WHAT TO DO
Gather every line in the records below that contains the word "text".

EXTRACTED RECORDS
^^^^
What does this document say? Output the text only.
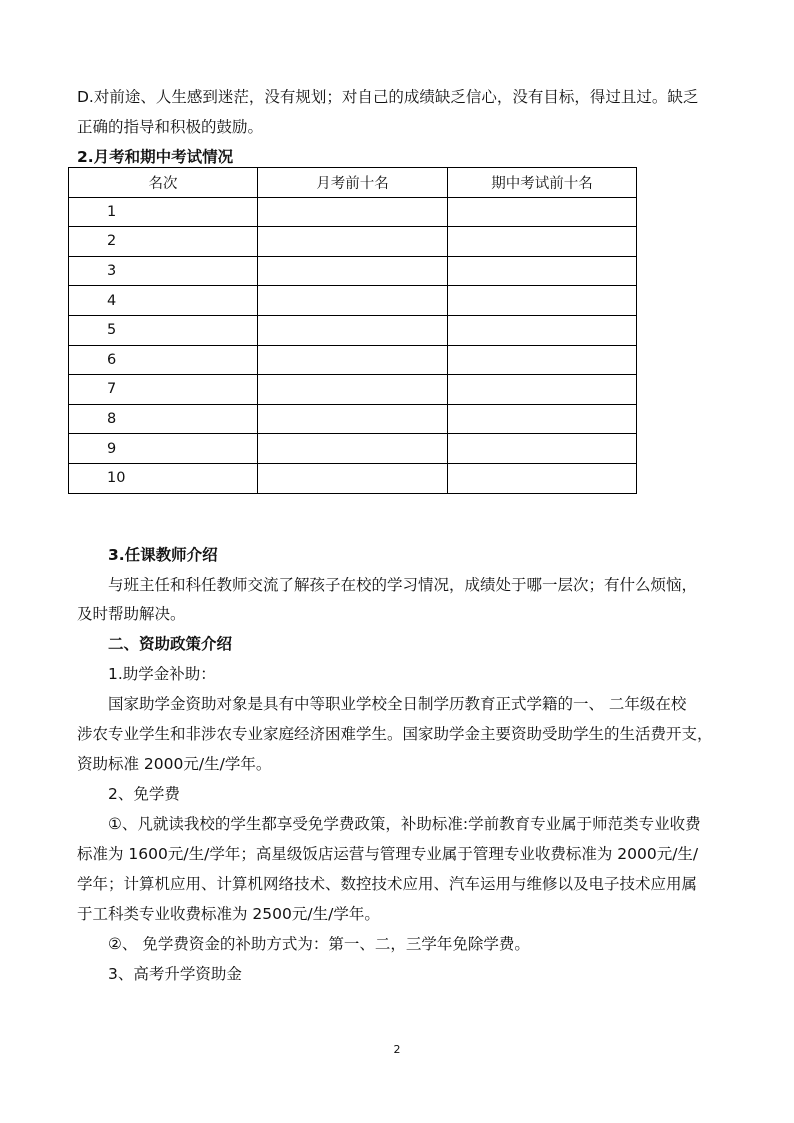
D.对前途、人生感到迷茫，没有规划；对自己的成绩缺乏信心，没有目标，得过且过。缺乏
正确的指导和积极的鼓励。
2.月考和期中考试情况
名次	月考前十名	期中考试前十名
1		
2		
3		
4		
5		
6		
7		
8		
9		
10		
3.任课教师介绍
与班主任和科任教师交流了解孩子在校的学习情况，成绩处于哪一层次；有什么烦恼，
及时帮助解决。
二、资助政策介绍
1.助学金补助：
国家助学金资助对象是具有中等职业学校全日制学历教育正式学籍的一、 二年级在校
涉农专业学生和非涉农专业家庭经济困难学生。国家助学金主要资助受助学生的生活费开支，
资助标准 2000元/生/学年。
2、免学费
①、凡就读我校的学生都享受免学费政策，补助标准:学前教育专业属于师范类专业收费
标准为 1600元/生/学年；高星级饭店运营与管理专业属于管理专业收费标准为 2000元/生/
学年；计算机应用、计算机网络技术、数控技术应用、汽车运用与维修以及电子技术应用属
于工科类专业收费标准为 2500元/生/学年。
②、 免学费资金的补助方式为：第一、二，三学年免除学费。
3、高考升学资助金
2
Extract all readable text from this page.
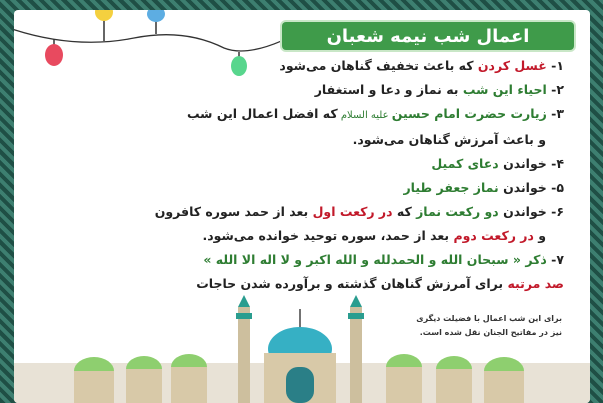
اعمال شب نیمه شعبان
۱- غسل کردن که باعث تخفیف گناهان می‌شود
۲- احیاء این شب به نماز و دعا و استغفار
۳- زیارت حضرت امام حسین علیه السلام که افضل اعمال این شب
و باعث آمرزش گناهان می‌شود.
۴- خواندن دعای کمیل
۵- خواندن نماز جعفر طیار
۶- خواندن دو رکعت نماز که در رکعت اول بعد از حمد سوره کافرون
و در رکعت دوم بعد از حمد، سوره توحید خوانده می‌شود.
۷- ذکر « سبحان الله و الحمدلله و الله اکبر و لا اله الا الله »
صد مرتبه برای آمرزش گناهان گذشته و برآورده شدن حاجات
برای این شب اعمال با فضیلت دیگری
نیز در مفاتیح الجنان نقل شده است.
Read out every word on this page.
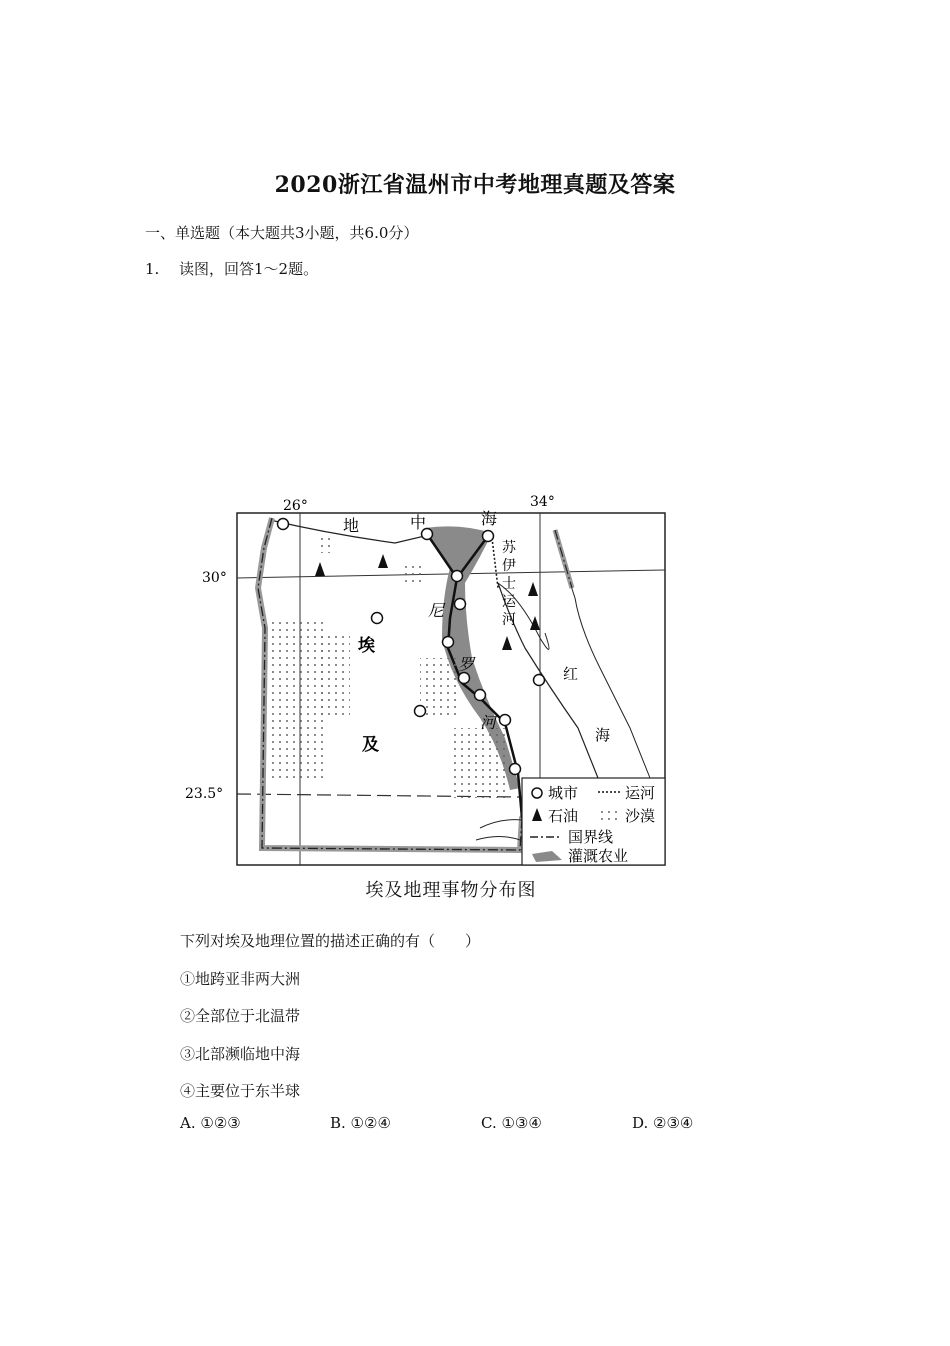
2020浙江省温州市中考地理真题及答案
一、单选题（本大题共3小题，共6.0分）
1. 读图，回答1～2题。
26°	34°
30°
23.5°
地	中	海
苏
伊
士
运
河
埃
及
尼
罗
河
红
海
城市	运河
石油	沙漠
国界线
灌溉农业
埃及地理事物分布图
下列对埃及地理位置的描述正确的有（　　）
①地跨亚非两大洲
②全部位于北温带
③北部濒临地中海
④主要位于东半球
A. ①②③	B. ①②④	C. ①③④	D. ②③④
^^^^
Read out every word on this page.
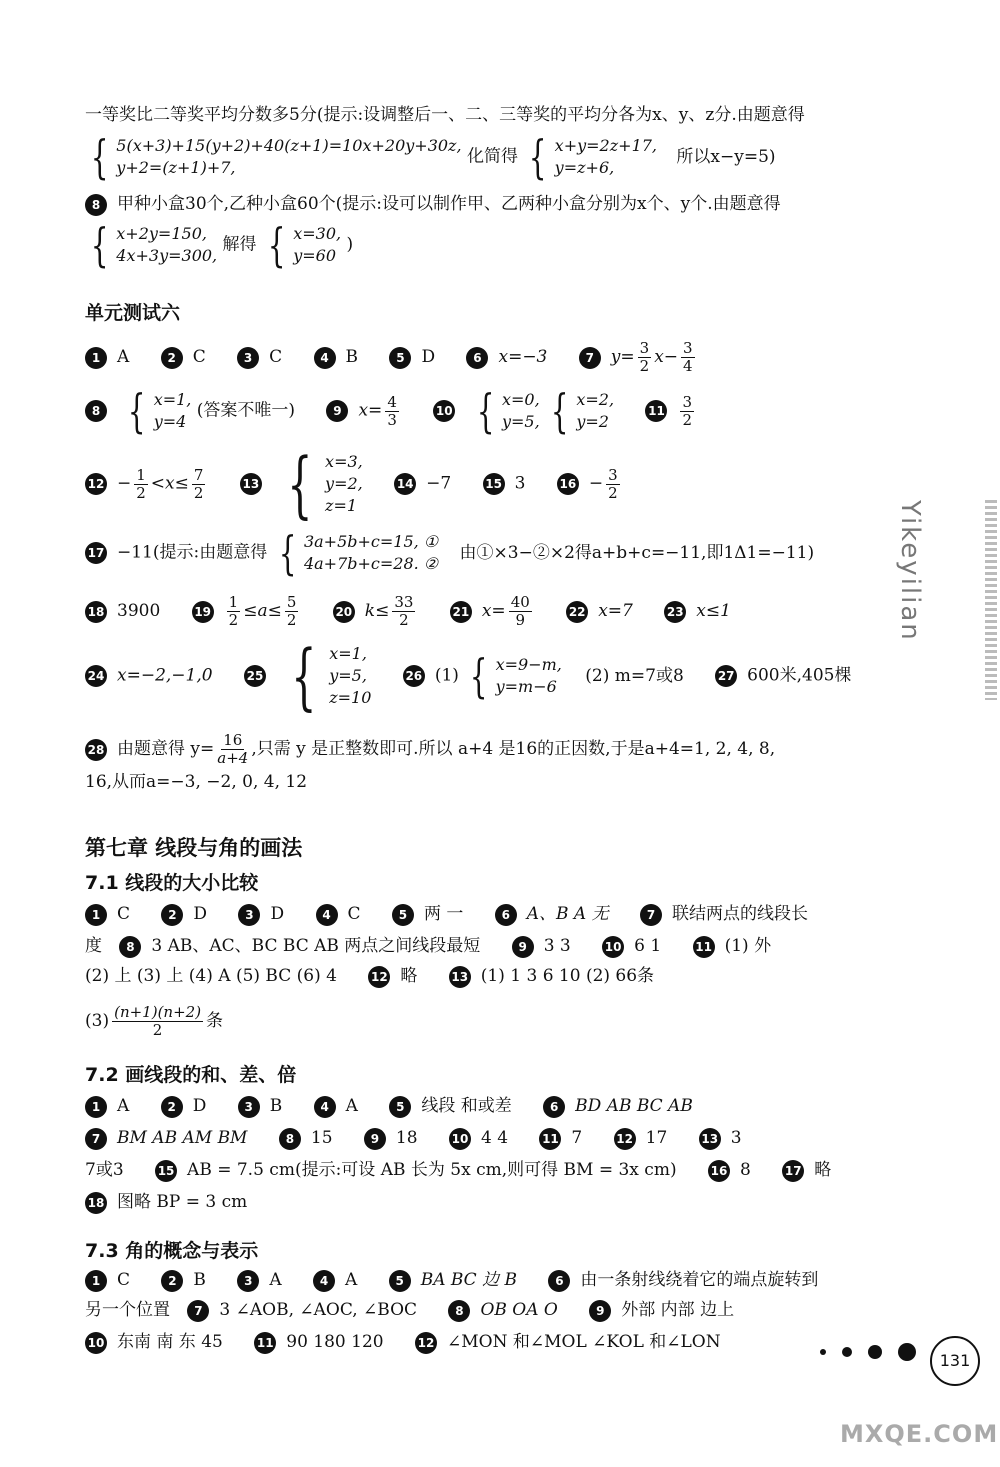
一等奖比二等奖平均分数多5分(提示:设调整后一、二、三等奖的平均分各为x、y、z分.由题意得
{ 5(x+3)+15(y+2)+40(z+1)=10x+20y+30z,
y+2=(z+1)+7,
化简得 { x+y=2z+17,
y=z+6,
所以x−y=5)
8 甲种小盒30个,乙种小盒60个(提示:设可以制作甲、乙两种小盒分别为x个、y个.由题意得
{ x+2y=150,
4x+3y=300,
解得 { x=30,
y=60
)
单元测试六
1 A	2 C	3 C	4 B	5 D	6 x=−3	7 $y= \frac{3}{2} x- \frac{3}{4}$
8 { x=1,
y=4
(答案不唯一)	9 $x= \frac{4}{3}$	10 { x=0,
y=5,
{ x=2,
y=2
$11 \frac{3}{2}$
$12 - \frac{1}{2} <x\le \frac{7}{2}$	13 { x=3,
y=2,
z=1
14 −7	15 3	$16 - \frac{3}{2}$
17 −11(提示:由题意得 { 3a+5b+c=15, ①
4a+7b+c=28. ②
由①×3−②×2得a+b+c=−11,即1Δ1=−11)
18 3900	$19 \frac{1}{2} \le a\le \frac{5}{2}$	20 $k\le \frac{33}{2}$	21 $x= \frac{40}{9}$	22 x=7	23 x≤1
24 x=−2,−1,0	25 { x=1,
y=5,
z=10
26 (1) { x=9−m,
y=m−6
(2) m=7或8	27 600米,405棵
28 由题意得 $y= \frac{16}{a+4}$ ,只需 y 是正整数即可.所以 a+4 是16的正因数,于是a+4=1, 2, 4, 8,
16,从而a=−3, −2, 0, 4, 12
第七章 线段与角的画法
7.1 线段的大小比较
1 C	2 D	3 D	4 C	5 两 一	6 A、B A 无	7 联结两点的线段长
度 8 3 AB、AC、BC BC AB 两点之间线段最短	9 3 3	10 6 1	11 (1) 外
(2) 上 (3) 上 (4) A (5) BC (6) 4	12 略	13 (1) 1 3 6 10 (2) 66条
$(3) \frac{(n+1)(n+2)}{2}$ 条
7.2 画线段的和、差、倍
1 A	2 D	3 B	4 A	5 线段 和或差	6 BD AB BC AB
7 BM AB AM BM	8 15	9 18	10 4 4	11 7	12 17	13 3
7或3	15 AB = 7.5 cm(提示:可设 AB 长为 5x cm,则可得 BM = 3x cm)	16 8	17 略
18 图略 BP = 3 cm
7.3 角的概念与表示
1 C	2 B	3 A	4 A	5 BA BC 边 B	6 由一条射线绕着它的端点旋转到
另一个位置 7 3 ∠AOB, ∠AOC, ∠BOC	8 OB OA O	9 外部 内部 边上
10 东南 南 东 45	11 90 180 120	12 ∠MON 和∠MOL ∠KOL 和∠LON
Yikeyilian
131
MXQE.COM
^^^^
RESPONSE TO THIS EXERCISE
What does this document say? Output the text only.
Extract all readable text from this page.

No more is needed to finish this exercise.